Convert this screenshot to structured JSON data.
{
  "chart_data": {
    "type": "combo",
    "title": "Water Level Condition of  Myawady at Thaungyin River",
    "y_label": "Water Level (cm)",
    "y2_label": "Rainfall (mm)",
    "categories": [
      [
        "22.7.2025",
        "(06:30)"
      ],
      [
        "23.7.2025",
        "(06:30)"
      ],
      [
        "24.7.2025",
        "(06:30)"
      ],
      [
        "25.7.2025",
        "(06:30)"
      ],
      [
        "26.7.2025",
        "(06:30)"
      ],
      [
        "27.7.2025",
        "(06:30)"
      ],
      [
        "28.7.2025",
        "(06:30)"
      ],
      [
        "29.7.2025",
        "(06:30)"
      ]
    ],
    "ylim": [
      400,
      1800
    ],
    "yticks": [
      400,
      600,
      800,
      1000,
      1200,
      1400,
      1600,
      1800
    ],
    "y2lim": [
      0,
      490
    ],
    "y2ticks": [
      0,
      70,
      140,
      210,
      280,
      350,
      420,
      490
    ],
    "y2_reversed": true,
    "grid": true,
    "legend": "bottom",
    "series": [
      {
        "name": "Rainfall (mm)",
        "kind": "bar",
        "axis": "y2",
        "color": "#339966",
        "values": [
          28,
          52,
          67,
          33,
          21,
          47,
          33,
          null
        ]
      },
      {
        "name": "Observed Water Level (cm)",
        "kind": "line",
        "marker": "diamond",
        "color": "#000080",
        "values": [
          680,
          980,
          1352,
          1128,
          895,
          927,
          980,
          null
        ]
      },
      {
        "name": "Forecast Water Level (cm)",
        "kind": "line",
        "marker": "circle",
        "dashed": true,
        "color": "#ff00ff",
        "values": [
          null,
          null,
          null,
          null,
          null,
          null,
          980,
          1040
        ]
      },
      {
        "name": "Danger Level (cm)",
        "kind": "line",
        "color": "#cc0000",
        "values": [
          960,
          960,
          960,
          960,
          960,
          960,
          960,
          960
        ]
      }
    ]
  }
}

::::

(Problem): Each record above should be restated word for word.

(Exercise response):
Convert this screenshot to structured JSON data.
{
  "chart_data": {
    "type": "combo",
    "title": "Water Level Condition of  Myawady at Thaungyin River",
    "y_label": "Water Level (cm)",
    "y2_label": "Rainfall (mm)",
    "categories": [
      [
        "22.7.2025",
        "(06:30)"
      ],
      [
        "23.7.2025",
        "(06:30)"
      ],
      [
        "24.7.2025",
        "(06:30)"
      ],
      [
        "25.7.2025",
        "(06:30)"
      ],
      [
        "26.7.2025",
        "(06:30)"
      ],
      [
        "27.7.2025",
        "(06:30)"
      ],
      [
        "28.7.2025",
        "(06:30)"
      ],
      [
        "29.7.2025",
        "(06:30)"
      ]
    ],
    "ylim": [
      400,
      1800
    ],
    "yticks": [
      400,
      600,
      800,
      1000,
      1200,
      1400,
      1600,
      1800
    ],
    "y2lim": [
      0,
      490
    ],
    "y2ticks": [
      0,
      70,
      140,
      210,
      280,
      350,
      420,
      490
    ],
    "y2_reversed": true,
    "grid": true,
    "legend": "bottom",
    "series": [
      {
        "name": "Rainfall (mm)",
        "kind": "bar",
        "axis": "y2",
        "color": "#339966",
        "values": [
          28,
          52,
          67,
          33,
          21,
          47,
          33,
          null
        ]
      },
      {
        "name": "Observed Water Level (cm)",
        "kind": "line",
        "marker": "diamond",
        "color": "#000080",
        "values": [
          680,
          980,
          1352,
          1128,
          895,
          927,
          980,
          null
        ]
      },
      {
        "name": "Forecast Water Level (cm)",
        "kind": "line",
        "marker": "circle",
        "dashed": true,
        "color": "#ff00ff",
        "values": [
          null,
          null,
          null,
          null,
          null,
          null,
          980,
          1040
        ]
      },
      {
        "name": "Danger Level (cm)",
        "kind": "line",
        "color": "#cc0000",
        "values": [
          960,
          960,
          960,
          960,
          960,
          960,
          960,
          960
        ]
      }
    ]
  }
}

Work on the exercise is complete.